# [Prompt]
Keep the wording of each record exactly the same when you repeat it, and leave out pictures.

# [Input rows]
════════════════

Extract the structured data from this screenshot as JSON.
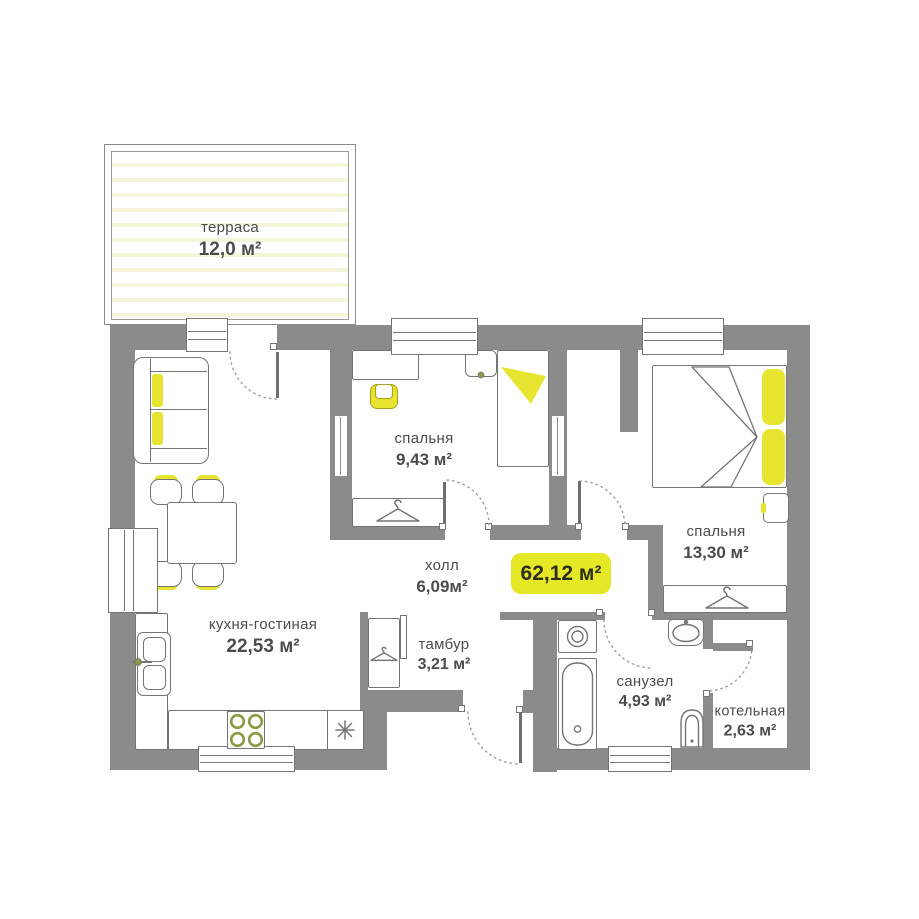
{
  "plan_title": "floor-plan",
  "rooms": {
    "terrace": {
      "name": "терраса",
      "area": "12,0 м²"
    },
    "bedroom1": {
      "name": "спальня",
      "area": "9,43 м²"
    },
    "bedroom2": {
      "name": "спальня",
      "area": "13,30 м²"
    },
    "hall": {
      "name": "холл",
      "area": "6,09м²"
    },
    "kitchen_living": {
      "name": "кухня-гостиная",
      "area": "22,53 м²"
    },
    "vestibule": {
      "name": "тамбур",
      "area": "3,21 м²"
    },
    "bathroom": {
      "name": "санузел",
      "area": "4,93 м²"
    },
    "boiler": {
      "name": "котельная",
      "area": "2,63 м²"
    }
  },
  "total_area": {
    "value": "62,12 м²"
  },
  "icons": {
    "hanger": "clothes-hanger-triangle",
    "snowflake": "eight-spoke-asterisk",
    "burner": "stove-burner-ring"
  },
  "colors": {
    "wall": "#8b8b8b",
    "accent_yellow": "#e8e531",
    "badge_yellow": "#e4e826",
    "outline": "#757575",
    "text": "#4c4c4c",
    "terrace_stripe": "#f5f5da",
    "burner_ring": "#8c9a44"
  }
}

════════════════

# [Expected output]
Extract the structured data from this screenshot as JSON.
{
  "plan_title": "floor-plan",
  "rooms": {
    "terrace": {
      "name": "терраса",
      "area": "12,0 м²"
    },
    "bedroom1": {
      "name": "спальня",
      "area": "9,43 м²"
    },
    "bedroom2": {
      "name": "спальня",
      "area": "13,30 м²"
    },
    "hall": {
      "name": "холл",
      "area": "6,09м²"
    },
    "kitchen_living": {
      "name": "кухня-гостиная",
      "area": "22,53 м²"
    },
    "vestibule": {
      "name": "тамбур",
      "area": "3,21 м²"
    },
    "bathroom": {
      "name": "санузел",
      "area": "4,93 м²"
    },
    "boiler": {
      "name": "котельная",
      "area": "2,63 м²"
    }
  },
  "total_area": {
    "value": "62,12 м²"
  },
  "icons": {
    "hanger": "clothes-hanger-triangle",
    "snowflake": "eight-spoke-asterisk",
    "burner": "stove-burner-ring"
  },
  "colors": {
    "wall": "#8b8b8b",
    "accent_yellow": "#e8e531",
    "badge_yellow": "#e4e826",
    "outline": "#757575",
    "text": "#4c4c4c",
    "terrace_stripe": "#f5f5da",
    "burner_ring": "#8c9a44"
  }
}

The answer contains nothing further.